(begin)

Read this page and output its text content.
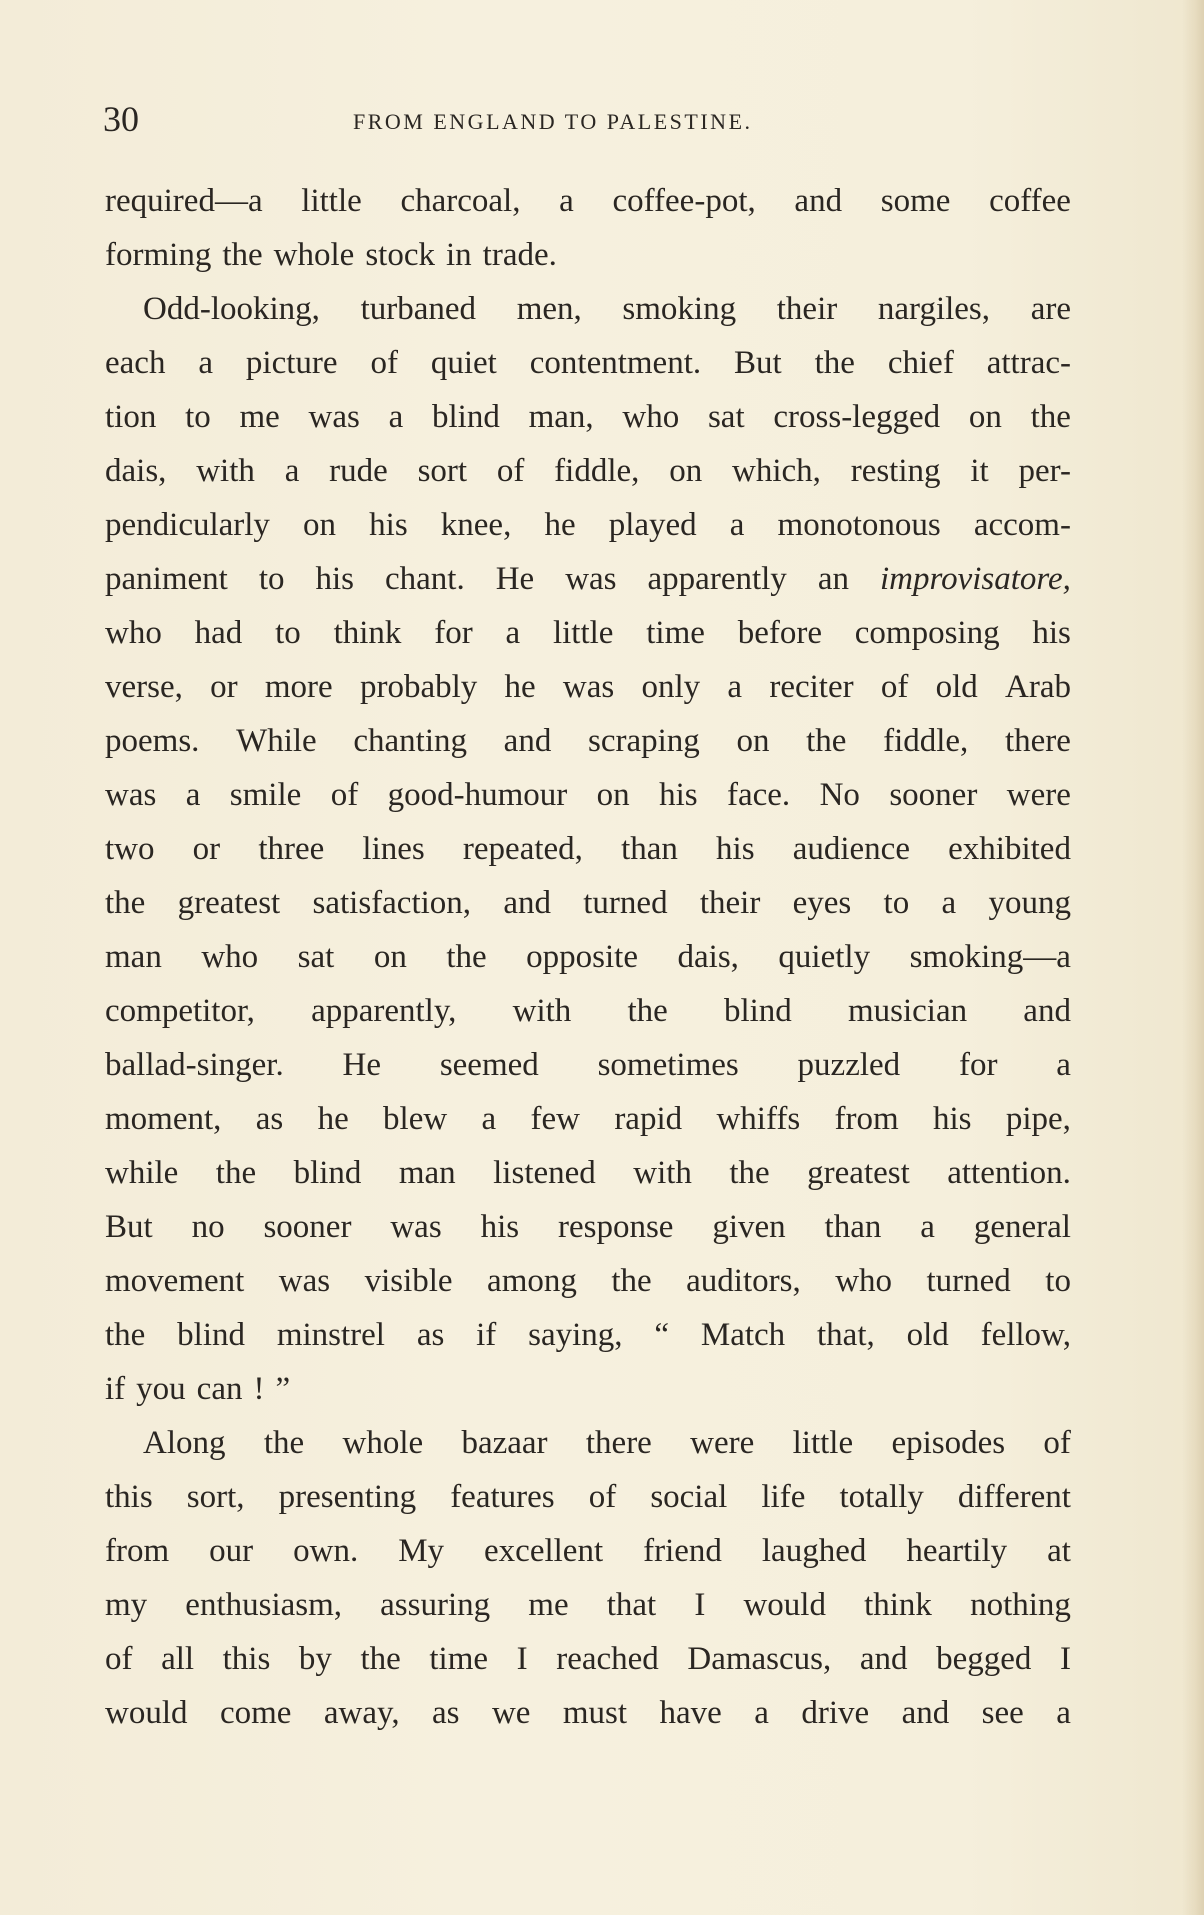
30	FROM ENGLAND TO PALESTINE.
required—a little charcoal, a coffee-pot, and some coffee
forming the whole stock in trade.
Odd-looking, turbaned men, smoking their nargiles, are
each a picture of quiet contentment. But the chief attrac-
tion to me was a blind man, who sat cross-legged on the
dais, with a rude sort of fiddle, on which, resting it per-
pendicularly on his knee, he played a monotonous accom-
paniment to his chant. He was apparently an improvisatore,
who had to think for a little time before composing his
verse, or more probably he was only a reciter of old Arab
poems. While chanting and scraping on the fiddle, there
was a smile of good-humour on his face. No sooner were
two or three lines repeated, than his audience exhibited
the greatest satisfaction, and turned their eyes to a young
man who sat on the opposite dais, quietly smoking—a
competitor, apparently, with the blind musician and
ballad-singer. He seemed sometimes puzzled for a
moment, as he blew a few rapid whiffs from his pipe,
while the blind man listened with the greatest attention.
But no sooner was his response given than a general
movement was visible among the auditors, who turned to
the blind minstrel as if saying, “ Match that, old fellow,
if you can ! ”
Along the whole bazaar there were little episodes of
this sort, presenting features of social life totally different
from our own. My excellent friend laughed heartily at
my enthusiasm, assuring me that I would think nothing
of all this by the time I reached Damascus, and begged I
would come away, as we must have a drive and see a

(end)

__Problem to work on__.
Quote in full the listing given above; the images are to be left out.

__Worked solution__.
Read this page and output its text content.
30	FROM ENGLAND TO PALESTINE.
required—a little charcoal, a coffee-pot, and some coffee
forming the whole stock in trade.
Odd-looking, turbaned men, smoking their nargiles, are
each a picture of quiet contentment. But the chief attrac-
tion to me was a blind man, who sat cross-legged on the
dais, with a rude sort of fiddle, on which, resting it per-
pendicularly on his knee, he played a monotonous accom-
paniment to his chant. He was apparently an improvisatore,
who had to think for a little time before composing his
verse, or more probably he was only a reciter of old Arab
poems. While chanting and scraping on the fiddle, there
was a smile of good-humour on his face. No sooner were
two or three lines repeated, than his audience exhibited
the greatest satisfaction, and turned their eyes to a young
man who sat on the opposite dais, quietly smoking—a
competitor, apparently, with the blind musician and
ballad-singer. He seemed sometimes puzzled for a
moment, as he blew a few rapid whiffs from his pipe,
while the blind man listened with the greatest attention.
But no sooner was his response given than a general
movement was visible among the auditors, who turned to
the blind minstrel as if saying, “ Match that, old fellow,
if you can ! ”
Along the whole bazaar there were little episodes of
this sort, presenting features of social life totally different
from our own. My excellent friend laughed heartily at
my enthusiasm, assuring me that I would think nothing
of all this by the time I reached Damascus, and begged I
would come away, as we must have a drive and see a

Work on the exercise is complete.